> **Source data**:
====
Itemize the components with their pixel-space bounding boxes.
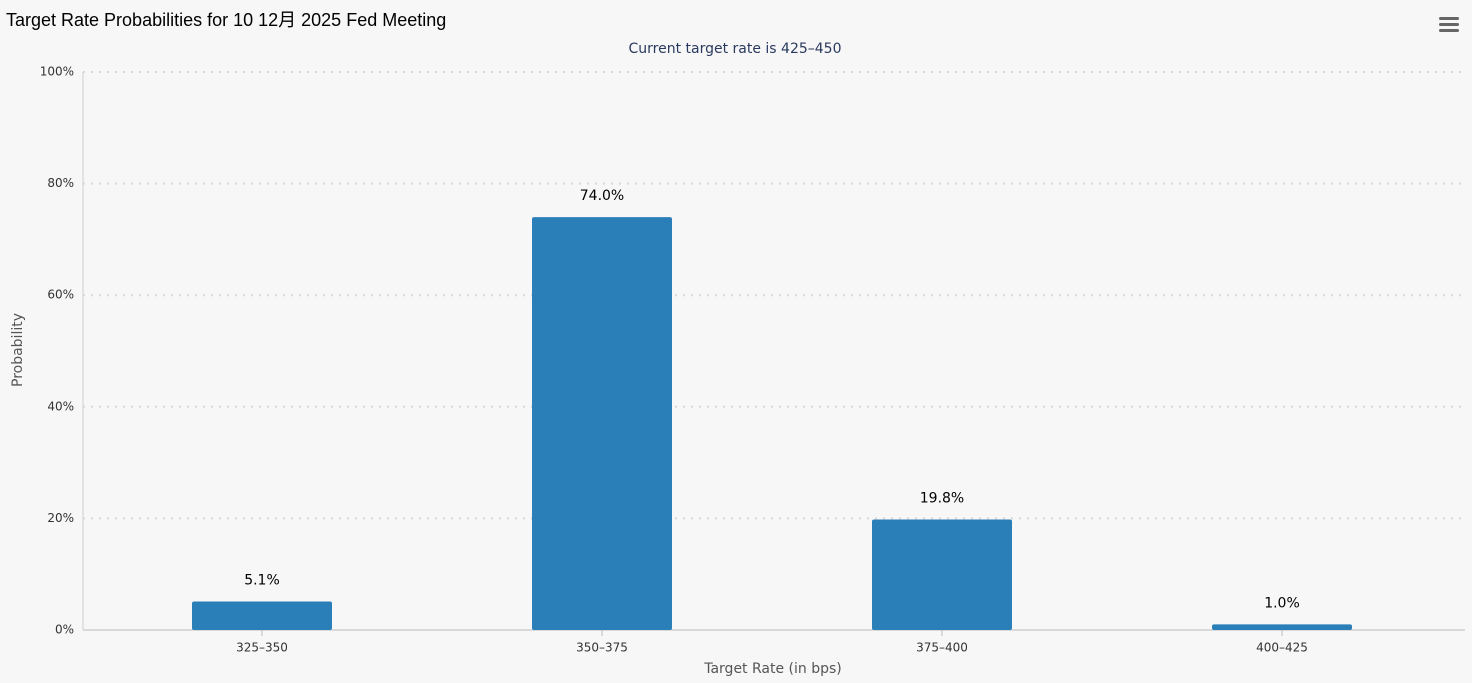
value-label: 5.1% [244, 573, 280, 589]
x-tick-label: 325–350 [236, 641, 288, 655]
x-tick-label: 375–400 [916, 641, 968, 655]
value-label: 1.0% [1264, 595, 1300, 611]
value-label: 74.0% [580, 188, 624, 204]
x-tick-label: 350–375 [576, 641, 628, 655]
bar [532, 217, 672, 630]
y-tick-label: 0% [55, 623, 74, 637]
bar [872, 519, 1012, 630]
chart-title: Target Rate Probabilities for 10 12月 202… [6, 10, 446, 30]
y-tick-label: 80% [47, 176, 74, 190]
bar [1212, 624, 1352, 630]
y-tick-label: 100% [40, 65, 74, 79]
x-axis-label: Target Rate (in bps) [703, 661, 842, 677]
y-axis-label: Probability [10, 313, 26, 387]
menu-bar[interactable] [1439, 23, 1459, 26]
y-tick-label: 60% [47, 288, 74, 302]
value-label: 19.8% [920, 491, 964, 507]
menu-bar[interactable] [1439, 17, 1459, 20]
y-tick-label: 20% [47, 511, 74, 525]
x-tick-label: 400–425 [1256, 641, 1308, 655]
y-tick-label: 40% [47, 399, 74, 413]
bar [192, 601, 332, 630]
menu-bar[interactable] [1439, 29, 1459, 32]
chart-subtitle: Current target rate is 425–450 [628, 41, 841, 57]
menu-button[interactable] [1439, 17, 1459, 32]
====
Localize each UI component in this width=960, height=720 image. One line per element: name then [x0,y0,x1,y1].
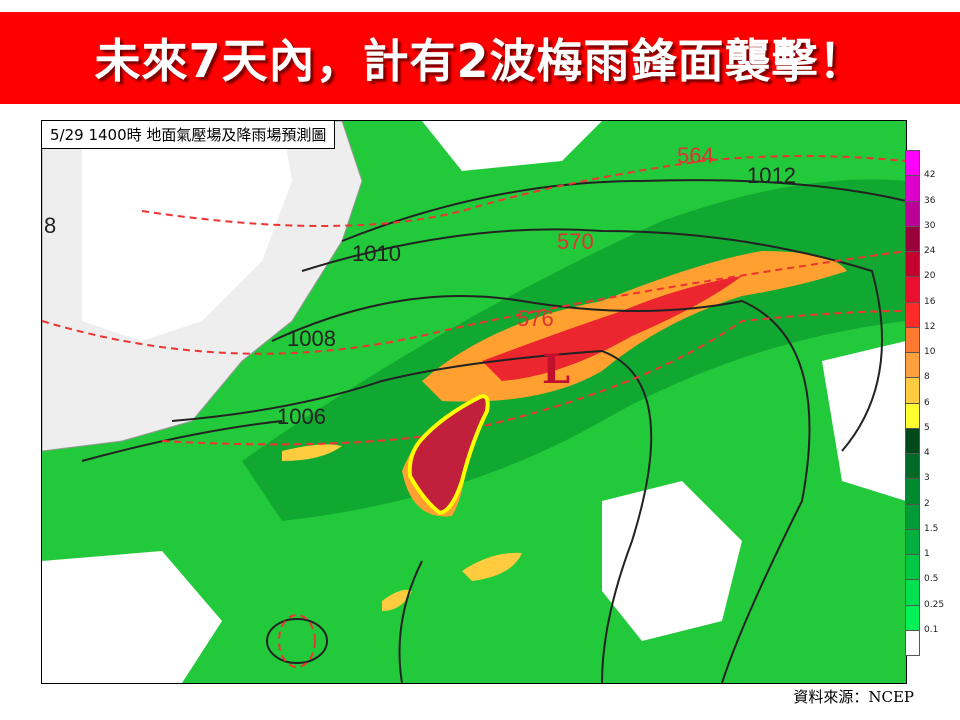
====
> **Prompt**:
Copy the records starting with the line that contains "Itemize the components" and going on through the line that contains "value-label: 1.0% [1264, 595, 1300, 611]", leaving out the pictures.

> **Exercise answer**:
Itemize the components with their pixel-space bounding boxes.
value-label: 5.1% [244, 573, 280, 589]
x-tick-label: 325–350 [236, 641, 288, 655]
x-tick-label: 375–400 [916, 641, 968, 655]
value-label: 1.0% [1264, 595, 1300, 611]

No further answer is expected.